* [Task statement]
Extract the full set of records, then give each one again exactly.

[Figure content listings]
════
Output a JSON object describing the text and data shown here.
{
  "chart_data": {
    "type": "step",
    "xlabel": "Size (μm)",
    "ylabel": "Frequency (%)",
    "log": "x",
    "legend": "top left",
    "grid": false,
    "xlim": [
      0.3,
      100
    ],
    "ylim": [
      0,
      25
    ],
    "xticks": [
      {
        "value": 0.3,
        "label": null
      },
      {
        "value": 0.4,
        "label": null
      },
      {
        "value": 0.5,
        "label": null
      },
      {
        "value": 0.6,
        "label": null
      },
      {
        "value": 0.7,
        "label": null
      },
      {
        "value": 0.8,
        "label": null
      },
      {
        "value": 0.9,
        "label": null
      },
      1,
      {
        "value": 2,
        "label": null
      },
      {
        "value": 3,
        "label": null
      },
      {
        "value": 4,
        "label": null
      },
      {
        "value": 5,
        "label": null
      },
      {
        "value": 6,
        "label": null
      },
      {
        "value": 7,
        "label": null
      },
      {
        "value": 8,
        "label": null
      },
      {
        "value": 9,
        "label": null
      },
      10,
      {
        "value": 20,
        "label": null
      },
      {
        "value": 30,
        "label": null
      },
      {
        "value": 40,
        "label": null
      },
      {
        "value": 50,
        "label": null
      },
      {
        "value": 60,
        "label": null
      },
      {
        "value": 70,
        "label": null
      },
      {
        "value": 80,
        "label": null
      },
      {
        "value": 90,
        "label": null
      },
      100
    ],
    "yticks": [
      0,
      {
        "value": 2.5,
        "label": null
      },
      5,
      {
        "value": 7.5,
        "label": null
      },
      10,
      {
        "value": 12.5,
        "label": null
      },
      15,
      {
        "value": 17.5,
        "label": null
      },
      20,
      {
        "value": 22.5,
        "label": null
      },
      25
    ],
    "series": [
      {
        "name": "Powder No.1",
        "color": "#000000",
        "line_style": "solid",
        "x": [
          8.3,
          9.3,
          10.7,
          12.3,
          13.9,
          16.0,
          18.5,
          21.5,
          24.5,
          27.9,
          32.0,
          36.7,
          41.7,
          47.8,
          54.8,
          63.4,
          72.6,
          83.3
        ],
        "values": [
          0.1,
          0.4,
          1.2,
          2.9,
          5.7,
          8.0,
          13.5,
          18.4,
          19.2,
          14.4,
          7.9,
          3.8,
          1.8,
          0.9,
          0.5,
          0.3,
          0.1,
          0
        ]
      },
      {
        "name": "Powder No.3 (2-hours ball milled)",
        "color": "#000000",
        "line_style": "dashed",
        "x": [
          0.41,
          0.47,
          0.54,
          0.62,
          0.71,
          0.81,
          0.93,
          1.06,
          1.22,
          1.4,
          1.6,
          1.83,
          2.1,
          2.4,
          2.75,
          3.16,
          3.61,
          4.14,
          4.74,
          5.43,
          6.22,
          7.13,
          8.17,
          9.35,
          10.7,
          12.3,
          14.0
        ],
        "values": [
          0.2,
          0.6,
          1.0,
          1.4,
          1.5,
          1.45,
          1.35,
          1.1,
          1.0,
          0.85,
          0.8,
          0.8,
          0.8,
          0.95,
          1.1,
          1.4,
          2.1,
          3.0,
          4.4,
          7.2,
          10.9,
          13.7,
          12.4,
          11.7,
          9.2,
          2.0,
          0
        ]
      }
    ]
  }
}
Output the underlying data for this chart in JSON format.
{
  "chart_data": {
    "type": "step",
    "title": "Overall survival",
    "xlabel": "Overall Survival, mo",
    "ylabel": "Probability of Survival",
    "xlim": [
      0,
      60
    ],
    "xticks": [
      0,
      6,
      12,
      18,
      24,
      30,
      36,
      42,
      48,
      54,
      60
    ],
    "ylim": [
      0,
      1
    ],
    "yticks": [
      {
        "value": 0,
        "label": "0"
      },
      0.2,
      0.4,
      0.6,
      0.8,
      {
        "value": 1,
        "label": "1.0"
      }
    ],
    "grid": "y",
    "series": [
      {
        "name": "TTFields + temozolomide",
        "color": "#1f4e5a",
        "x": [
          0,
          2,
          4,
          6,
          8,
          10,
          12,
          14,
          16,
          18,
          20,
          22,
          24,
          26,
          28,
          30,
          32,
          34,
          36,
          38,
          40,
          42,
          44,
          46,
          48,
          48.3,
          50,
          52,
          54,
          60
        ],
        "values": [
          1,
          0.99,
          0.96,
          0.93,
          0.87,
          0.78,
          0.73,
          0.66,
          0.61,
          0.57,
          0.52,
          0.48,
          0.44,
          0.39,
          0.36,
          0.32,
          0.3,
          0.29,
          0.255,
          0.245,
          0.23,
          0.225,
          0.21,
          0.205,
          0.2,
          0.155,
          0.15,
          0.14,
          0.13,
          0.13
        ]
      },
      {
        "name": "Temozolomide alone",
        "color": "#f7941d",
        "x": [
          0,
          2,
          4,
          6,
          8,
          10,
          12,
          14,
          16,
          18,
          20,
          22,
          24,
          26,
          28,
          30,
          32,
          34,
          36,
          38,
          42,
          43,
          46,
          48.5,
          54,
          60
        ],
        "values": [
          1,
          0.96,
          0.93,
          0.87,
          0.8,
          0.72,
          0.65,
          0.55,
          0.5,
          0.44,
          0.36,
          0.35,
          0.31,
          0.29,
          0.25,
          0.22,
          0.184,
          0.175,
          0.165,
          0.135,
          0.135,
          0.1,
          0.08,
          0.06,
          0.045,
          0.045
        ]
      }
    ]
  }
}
════
* [Complete answer]
Output a JSON object describing the text and data shown here.
{
  "chart_data": {
    "type": "step",
    "xlabel": "Size (μm)",
    "ylabel": "Frequency (%)",
    "log": "x",
    "legend": "top left",
    "grid": false,
    "xlim": [
      0.3,
      100
    ],
    "ylim": [
      0,
      25
    ],
    "xticks": [
      {
        "value": 0.3,
        "label": null
      },
      {
        "value": 0.4,
        "label": null
      },
      {
        "value": 0.5,
        "label": null
      },
      {
        "value": 0.6,
        "label": null
      },
      {
        "value": 0.7,
        "label": null
      },
      {
        "value": 0.8,
        "label": null
      },
      {
        "value": 0.9,
        "label": null
      },
      1,
      {
        "value": 2,
        "label": null
      },
      {
        "value": 3,
        "label": null
      },
      {
        "value": 4,
        "label": null
      },
      {
        "value": 5,
        "label": null
      },
      {
        "value": 6,
        "label": null
      },
      {
        "value": 7,
        "label": null
      },
      {
        "value": 8,
        "label": null
      },
      {
        "value": 9,
        "label": null
      },
      10,
      {
        "value": 20,
        "label": null
      },
      {
        "value": 30,
        "label": null
      },
      {
        "value": 40,
        "label": null
      },
      {
        "value": 50,
        "label": null
      },
      {
        "value": 60,
        "label": null
      },
      {
        "value": 70,
        "label": null
      },
      {
        "value": 80,
        "label": null
      },
      {
        "value": 90,
        "label": null
      },
      100
    ],
    "yticks": [
      0,
      {
        "value": 2.5,
        "label": null
      },
      5,
      {
        "value": 7.5,
        "label": null
      },
      10,
      {
        "value": 12.5,
        "label": null
      },
      15,
      {
        "value": 17.5,
        "label": null
      },
      20,
      {
        "value": 22.5,
        "label": null
      },
      25
    ],
    "series": [
      {
        "name": "Powder No.1",
        "color": "#000000",
        "line_style": "solid",
        "x": [
          8.3,
          9.3,
          10.7,
          12.3,
          13.9,
          16.0,
          18.5,
          21.5,
          24.5,
          27.9,
          32.0,
          36.7,
          41.7,
          47.8,
          54.8,
          63.4,
          72.6,
          83.3
        ],
        "values": [
          0.1,
          0.4,
          1.2,
          2.9,
          5.7,
          8.0,
          13.5,
          18.4,
          19.2,
          14.4,
          7.9,
          3.8,
          1.8,
          0.9,
          0.5,
          0.3,
          0.1,
          0
        ]
      },
      {
        "name": "Powder No.3 (2-hours ball milled)",
        "color": "#000000",
        "line_style": "dashed",
        "x": [
          0.41,
          0.47,
          0.54,
          0.62,
          0.71,
          0.81,
          0.93,
          1.06,
          1.22,
          1.4,
          1.6,
          1.83,
          2.1,
          2.4,
          2.75,
          3.16,
          3.61,
          4.14,
          4.74,
          5.43,
          6.22,
          7.13,
          8.17,
          9.35,
          10.7,
          12.3,
          14.0
        ],
        "values": [
          0.2,
          0.6,
          1.0,
          1.4,
          1.5,
          1.45,
          1.35,
          1.1,
          1.0,
          0.85,
          0.8,
          0.8,
          0.8,
          0.95,
          1.1,
          1.4,
          2.1,
          3.0,
          4.4,
          7.2,
          10.9,
          13.7,
          12.4,
          11.7,
          9.2,
          2.0,
          0
        ]
      }
    ]
  }
}
Output the underlying data for this chart in JSON format.
{
  "chart_data": {
    "type": "step",
    "title": "Overall survival",
    "xlabel": "Overall Survival, mo",
    "ylabel": "Probability of Survival",
    "xlim": [
      0,
      60
    ],
    "xticks": [
      0,
      6,
      12,
      18,
      24,
      30,
      36,
      42,
      48,
      54,
      60
    ],
    "ylim": [
      0,
      1
    ],
    "yticks": [
      {
        "value": 0,
        "label": "0"
      },
      0.2,
      0.4,
      0.6,
      0.8,
      {
        "value": 1,
        "label": "1.0"
      }
    ],
    "grid": "y",
    "series": [
      {
        "name": "TTFields + temozolomide",
        "color": "#1f4e5a",
        "x": [
          0,
          2,
          4,
          6,
          8,
          10,
          12,
          14,
          16,
          18,
          20,
          22,
          24,
          26,
          28,
          30,
          32,
          34,
          36,
          38,
          40,
          42,
          44,
          46,
          48,
          48.3,
          50,
          52,
          54,
          60
        ],
        "values": [
          1,
          0.99,
          0.96,
          0.93,
          0.87,
          0.78,
          0.73,
          0.66,
          0.61,
          0.57,
          0.52,
          0.48,
          0.44,
          0.39,
          0.36,
          0.32,
          0.3,
          0.29,
          0.255,
          0.245,
          0.23,
          0.225,
          0.21,
          0.205,
          0.2,
          0.155,
          0.15,
          0.14,
          0.13,
          0.13
        ]
      },
      {
        "name": "Temozolomide alone",
        "color": "#f7941d",
        "x": [
          0,
          2,
          4,
          6,
          8,
          10,
          12,
          14,
          16,
          18,
          20,
          22,
          24,
          26,
          28,
          30,
          32,
          34,
          36,
          38,
          42,
          43,
          46,
          48.5,
          54,
          60
        ],
        "values": [
          1,
          0.96,
          0.93,
          0.87,
          0.8,
          0.72,
          0.65,
          0.55,
          0.5,
          0.44,
          0.36,
          0.35,
          0.31,
          0.29,
          0.25,
          0.22,
          0.184,
          0.175,
          0.165,
          0.135,
          0.135,
          0.1,
          0.08,
          0.06,
          0.045,
          0.045
        ]
      }
    ]
  }
}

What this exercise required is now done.